**The exercise:**
Scan the entries below. List each line with "durante".

**Entries provided:**
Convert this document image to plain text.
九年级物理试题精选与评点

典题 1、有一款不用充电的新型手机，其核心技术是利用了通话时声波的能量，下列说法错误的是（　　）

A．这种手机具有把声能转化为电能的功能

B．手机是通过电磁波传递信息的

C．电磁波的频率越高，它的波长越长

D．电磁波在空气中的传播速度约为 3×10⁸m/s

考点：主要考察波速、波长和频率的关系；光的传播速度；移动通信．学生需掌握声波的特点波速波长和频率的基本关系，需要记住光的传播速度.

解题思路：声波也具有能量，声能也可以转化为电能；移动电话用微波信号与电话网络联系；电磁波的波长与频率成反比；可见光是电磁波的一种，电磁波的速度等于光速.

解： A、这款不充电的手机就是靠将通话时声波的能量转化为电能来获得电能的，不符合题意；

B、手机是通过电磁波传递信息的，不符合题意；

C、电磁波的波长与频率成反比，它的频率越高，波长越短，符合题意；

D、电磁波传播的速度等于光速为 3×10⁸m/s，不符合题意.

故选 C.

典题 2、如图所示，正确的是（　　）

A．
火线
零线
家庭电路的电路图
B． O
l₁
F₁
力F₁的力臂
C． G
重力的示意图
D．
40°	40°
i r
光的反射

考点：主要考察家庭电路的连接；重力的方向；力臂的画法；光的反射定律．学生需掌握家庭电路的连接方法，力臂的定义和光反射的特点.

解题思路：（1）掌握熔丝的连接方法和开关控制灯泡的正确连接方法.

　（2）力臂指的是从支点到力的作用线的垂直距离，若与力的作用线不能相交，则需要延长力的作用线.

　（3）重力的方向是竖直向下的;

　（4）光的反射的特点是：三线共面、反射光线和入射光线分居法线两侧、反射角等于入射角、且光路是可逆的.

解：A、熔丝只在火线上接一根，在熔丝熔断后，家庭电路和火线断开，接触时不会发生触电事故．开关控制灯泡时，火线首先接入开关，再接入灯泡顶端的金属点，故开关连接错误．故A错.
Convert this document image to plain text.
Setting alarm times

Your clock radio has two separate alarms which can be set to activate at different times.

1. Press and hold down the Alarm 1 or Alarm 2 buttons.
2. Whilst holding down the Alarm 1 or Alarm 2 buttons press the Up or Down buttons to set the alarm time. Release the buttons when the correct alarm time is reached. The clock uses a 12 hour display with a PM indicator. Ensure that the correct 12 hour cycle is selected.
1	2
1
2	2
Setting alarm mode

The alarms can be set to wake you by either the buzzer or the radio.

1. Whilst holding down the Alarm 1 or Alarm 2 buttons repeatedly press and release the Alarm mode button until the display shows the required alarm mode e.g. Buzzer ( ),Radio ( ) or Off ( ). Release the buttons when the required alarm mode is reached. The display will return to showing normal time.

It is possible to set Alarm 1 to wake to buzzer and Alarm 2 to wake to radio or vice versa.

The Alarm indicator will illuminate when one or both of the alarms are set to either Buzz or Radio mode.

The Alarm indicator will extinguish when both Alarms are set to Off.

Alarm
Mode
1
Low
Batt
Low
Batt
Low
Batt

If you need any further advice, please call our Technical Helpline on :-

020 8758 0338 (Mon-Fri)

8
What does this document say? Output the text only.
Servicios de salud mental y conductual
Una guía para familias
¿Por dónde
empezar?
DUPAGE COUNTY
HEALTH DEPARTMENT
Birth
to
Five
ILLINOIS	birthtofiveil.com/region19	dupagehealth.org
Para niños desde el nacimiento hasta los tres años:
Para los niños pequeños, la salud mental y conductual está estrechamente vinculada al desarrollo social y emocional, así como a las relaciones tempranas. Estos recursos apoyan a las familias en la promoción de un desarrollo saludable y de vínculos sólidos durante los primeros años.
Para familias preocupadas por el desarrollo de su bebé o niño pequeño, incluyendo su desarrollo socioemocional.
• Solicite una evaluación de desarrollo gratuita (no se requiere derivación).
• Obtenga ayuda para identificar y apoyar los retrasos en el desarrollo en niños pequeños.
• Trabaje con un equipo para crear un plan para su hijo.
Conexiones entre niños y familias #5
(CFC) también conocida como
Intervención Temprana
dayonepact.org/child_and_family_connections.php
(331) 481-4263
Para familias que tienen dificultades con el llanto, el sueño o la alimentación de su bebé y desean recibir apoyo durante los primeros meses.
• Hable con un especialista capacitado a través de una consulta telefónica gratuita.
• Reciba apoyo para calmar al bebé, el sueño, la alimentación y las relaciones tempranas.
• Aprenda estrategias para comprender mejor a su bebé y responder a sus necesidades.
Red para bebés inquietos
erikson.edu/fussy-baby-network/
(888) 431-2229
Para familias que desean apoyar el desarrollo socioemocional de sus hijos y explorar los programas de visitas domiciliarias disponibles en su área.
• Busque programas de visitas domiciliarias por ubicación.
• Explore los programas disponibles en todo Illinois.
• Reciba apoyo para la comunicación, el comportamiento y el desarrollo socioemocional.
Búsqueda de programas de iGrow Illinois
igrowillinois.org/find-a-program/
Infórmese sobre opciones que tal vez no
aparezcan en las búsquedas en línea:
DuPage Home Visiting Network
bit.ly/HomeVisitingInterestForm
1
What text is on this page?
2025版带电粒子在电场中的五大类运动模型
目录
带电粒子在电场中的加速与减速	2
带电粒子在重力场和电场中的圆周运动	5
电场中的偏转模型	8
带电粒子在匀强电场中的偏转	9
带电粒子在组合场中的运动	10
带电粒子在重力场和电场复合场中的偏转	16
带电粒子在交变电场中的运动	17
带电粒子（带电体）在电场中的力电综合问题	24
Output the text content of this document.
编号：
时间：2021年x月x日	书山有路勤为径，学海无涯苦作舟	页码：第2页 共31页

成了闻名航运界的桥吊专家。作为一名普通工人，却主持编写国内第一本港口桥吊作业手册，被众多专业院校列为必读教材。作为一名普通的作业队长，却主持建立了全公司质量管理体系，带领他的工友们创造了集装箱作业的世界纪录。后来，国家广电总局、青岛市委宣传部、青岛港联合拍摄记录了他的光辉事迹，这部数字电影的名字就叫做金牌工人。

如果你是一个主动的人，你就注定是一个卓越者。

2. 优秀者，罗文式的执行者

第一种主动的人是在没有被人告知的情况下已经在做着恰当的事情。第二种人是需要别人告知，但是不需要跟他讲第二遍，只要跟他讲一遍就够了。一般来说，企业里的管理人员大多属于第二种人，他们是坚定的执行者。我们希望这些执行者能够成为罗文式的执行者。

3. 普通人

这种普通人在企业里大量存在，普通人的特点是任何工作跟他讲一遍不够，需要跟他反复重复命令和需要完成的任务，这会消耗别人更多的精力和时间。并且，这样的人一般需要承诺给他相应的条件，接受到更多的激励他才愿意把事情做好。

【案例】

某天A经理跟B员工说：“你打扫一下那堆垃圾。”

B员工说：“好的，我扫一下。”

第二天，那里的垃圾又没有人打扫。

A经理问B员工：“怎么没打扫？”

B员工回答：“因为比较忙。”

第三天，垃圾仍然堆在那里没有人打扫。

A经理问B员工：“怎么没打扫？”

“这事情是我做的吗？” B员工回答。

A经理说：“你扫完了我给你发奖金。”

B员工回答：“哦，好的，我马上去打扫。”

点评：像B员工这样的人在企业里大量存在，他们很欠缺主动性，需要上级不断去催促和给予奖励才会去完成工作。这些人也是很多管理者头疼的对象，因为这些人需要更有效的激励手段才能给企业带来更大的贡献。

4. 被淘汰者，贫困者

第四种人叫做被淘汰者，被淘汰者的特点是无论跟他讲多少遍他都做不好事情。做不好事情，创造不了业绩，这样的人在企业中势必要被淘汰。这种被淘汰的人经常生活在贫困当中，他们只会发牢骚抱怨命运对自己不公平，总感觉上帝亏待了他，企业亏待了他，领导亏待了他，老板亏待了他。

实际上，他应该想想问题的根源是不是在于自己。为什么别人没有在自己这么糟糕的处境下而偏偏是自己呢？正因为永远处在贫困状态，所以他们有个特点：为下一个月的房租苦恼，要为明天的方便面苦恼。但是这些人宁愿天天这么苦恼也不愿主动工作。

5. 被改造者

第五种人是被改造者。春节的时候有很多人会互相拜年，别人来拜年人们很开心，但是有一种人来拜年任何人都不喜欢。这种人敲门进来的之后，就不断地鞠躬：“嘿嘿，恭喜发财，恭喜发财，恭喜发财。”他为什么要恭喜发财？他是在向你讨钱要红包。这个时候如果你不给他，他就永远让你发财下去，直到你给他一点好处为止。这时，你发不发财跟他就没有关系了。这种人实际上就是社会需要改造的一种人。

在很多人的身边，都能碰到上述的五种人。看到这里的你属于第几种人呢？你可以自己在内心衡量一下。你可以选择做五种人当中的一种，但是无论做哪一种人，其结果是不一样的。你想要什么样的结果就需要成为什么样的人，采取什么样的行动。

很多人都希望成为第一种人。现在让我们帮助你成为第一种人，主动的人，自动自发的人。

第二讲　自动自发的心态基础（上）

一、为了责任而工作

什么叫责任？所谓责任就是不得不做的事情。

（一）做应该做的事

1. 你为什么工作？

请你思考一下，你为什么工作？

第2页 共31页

**Task result:**
Para los niños pequeños, la salud mental y conductual está estrechamente vinculada al desarrollo social y emocional, así como a las relaciones tempranas. Estos recursos apoyan a las familias en la promoción de un desarrollo saludable y de vínculos sólidos durante los primeros años.
Para familias que tienen dificultades con el llanto, el sueño o la alimentación de su bebé y desean recibir apoyo durante los primeros meses.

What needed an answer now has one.